▸ **WHAT THIS TASK INVOLVES**
Search the listing below for the word "adsorbance" and copy each line that holds it.

[Extracted records]
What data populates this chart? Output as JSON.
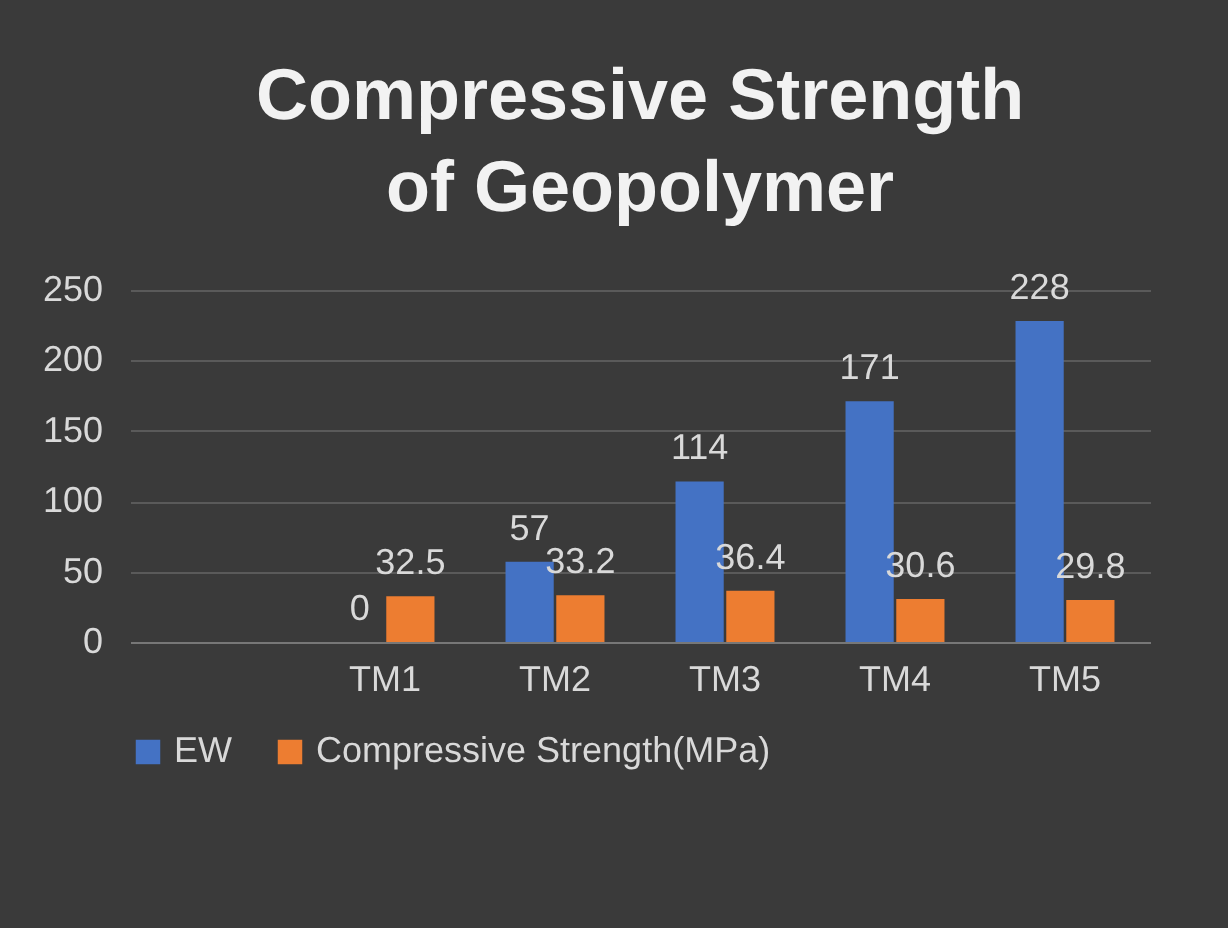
{
  "chart_data": {
    "type": "bar",
    "title": "Compressive Strength of Geopolymer",
    "categories": [
      null,
      "TM1",
      "TM2",
      "TM3",
      "TM4",
      "TM5"
    ],
    "series": [
      {
        "name": "EW",
        "color": "#4472c4",
        "values": [
          null,
          0,
          57,
          114,
          171,
          228
        ]
      },
      {
        "name": "Compressive Strength(MPa)",
        "color": "#ed7d31",
        "values": [
          null,
          32.5,
          33.2,
          36.4,
          30.6,
          29.8
        ]
      }
    ],
    "ylim": [
      0,
      250
    ],
    "yticks": [
      0,
      50,
      100,
      150,
      200,
      250
    ],
    "grid": "y",
    "legend": "bottom",
    "data_labels": true
  }
}
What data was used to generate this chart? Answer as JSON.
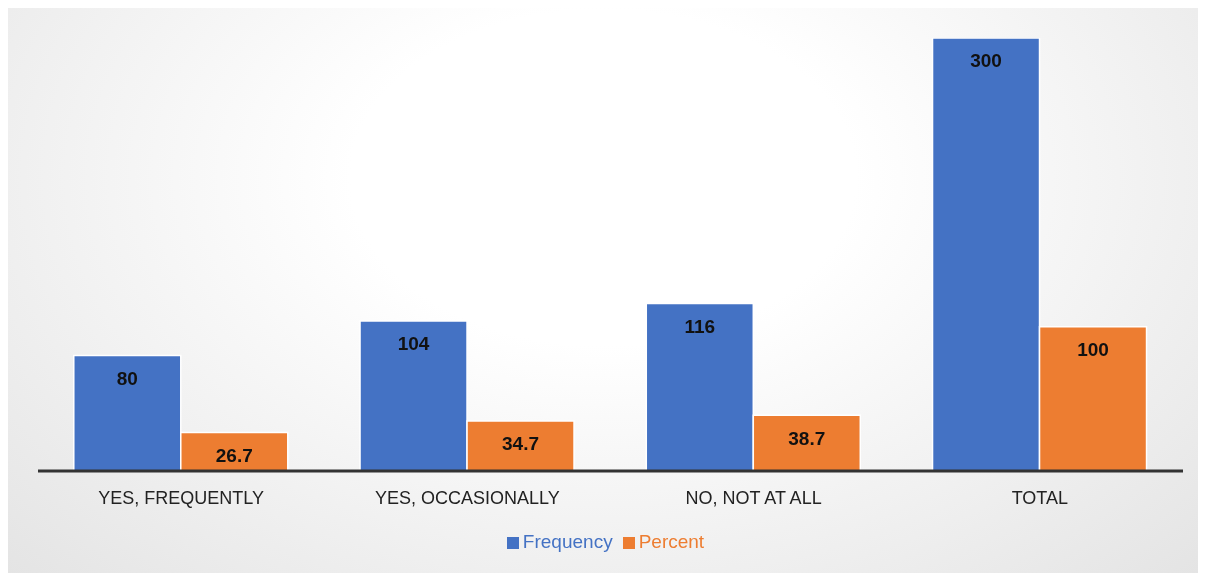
{
  "chart_data": {
    "type": "bar",
    "categories": [
      "YES, FREQUENTLY",
      "YES, OCCASIONALLY",
      "NO, NOT AT ALL",
      "TOTAL"
    ],
    "series": [
      {
        "name": "Frequency",
        "color": "#4472c4",
        "values": [
          80,
          104,
          116,
          300
        ]
      },
      {
        "name": "Percent",
        "color": "#ed7d31",
        "values": [
          26.7,
          34.7,
          38.7,
          100.0
        ]
      }
    ],
    "data_labels": true,
    "legend": "bottom",
    "tick_labels": "x"
  }
}
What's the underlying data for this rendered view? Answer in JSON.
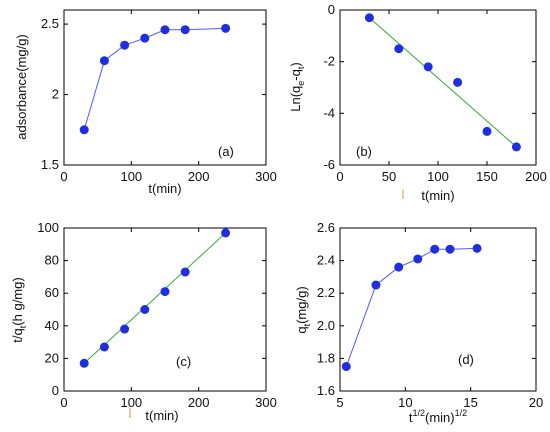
{
  "chart_data": [
    {
      "type": "line",
      "id": "a",
      "annotation": "(a)",
      "xlabel": "t(min)",
      "ylabel": "adsorbance(mg/g)",
      "xlim": [
        0,
        300
      ],
      "ylim": [
        1.5,
        2.6
      ],
      "xticks": [
        0,
        100,
        200,
        300
      ],
      "yticks": [
        1.5,
        2,
        2.5
      ],
      "line_color": "#4a5cff",
      "marker_color": "#1f2fe0",
      "series": [
        {
          "x": [
            30,
            60,
            90,
            120,
            150,
            180,
            240
          ],
          "y": [
            1.75,
            2.24,
            2.35,
            2.4,
            2.46,
            2.46,
            2.47
          ]
        }
      ]
    },
    {
      "type": "scatter",
      "id": "b",
      "annotation": "(b)",
      "xlabel": "t(min)",
      "ylabel": "Ln(qe-qt)",
      "xlim": [
        0,
        200
      ],
      "ylim": [
        -6,
        0
      ],
      "xticks": [
        0,
        50,
        100,
        150,
        200
      ],
      "yticks": [
        -6,
        -4,
        -2,
        0
      ],
      "line_color": "#3aa83a",
      "marker_color": "#1f2fe0",
      "fit": {
        "x": [
          30,
          180
        ],
        "y": [
          -0.3,
          -5.3
        ]
      },
      "series": [
        {
          "x": [
            30,
            60,
            90,
            120,
            150,
            180
          ],
          "y": [
            -0.3,
            -1.5,
            -2.2,
            -2.8,
            -4.7,
            -5.3
          ]
        }
      ]
    },
    {
      "type": "scatter",
      "id": "c",
      "annotation": "(c)",
      "xlabel": "t(min)",
      "ylabel": "t/qt(h g/mg)",
      "xlim": [
        0,
        300
      ],
      "ylim": [
        0,
        100
      ],
      "xticks": [
        0,
        100,
        200,
        300
      ],
      "yticks": [
        0,
        20,
        40,
        60,
        80,
        100
      ],
      "line_color": "#3aa83a",
      "marker_color": "#1f2fe0",
      "fit": {
        "x": [
          30,
          240
        ],
        "y": [
          17,
          97
        ]
      },
      "series": [
        {
          "x": [
            30,
            60,
            90,
            120,
            150,
            180,
            240
          ],
          "y": [
            17,
            27,
            38,
            50,
            61,
            73,
            97
          ]
        }
      ]
    },
    {
      "type": "line",
      "id": "d",
      "annotation": "(d)",
      "xlabel": "t1/2(min)1/2",
      "ylabel": "qt(mg/g)",
      "xlim": [
        5,
        20
      ],
      "ylim": [
        1.6,
        2.6
      ],
      "xticks": [
        5,
        10,
        15,
        20
      ],
      "yticks": [
        1.6,
        1.8,
        2.0,
        2.2,
        2.4,
        2.6
      ],
      "line_color": "#4a5cff",
      "marker_color": "#1f2fe0",
      "series": [
        {
          "x": [
            5.48,
            7.75,
            9.49,
            10.95,
            12.25,
            13.42,
            15.49
          ],
          "y": [
            1.75,
            2.25,
            2.36,
            2.41,
            2.47,
            2.47,
            2.475
          ]
        }
      ]
    }
  ],
  "labels": {
    "a": {
      "x": "t(min)",
      "y": "adsorbance(mg/g)",
      "ann": "(a)"
    },
    "b": {
      "x": "t(min)",
      "y_main": "Ln(q",
      "y_sub1": "e",
      "y_mid": "-q",
      "y_sub2": "t",
      "y_end": ")",
      "ann": "(b)"
    },
    "c": {
      "x": "t(min)",
      "y_main": "t/q",
      "y_sub": "t",
      "y_end": "(h g/mg)",
      "ann": "(c)"
    },
    "d": {
      "x_main": "t",
      "x_sup1": "1/2",
      "x_mid": "(min)",
      "x_sup2": "1/2",
      "y_main": "q",
      "y_sub": "t",
      "y_end": "(mg/g)",
      "ann": "(d)"
    }
  }
}
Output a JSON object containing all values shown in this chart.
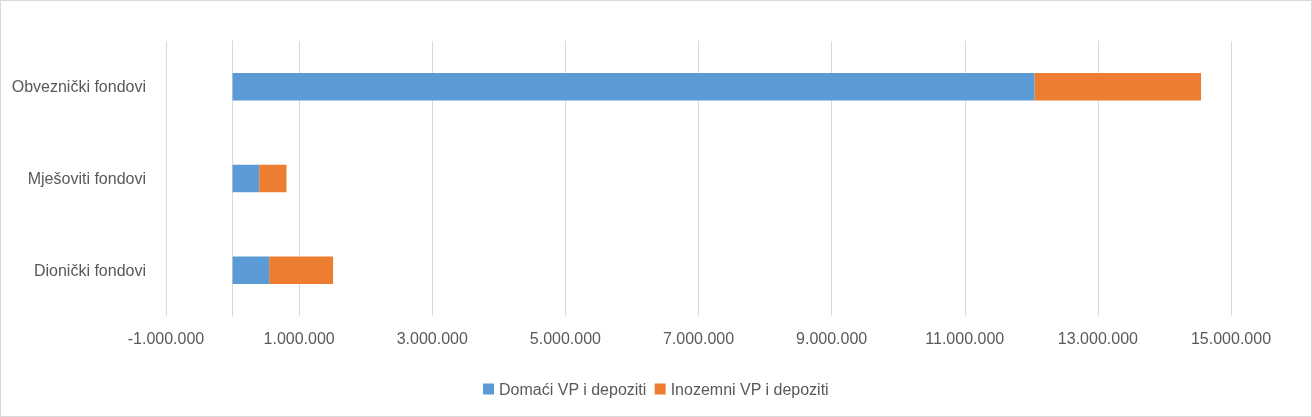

▸ **TASK ANSWER**
      "ylabel": "adsorbance(mg/g)",
      "y": "adsorbance(mg/g)",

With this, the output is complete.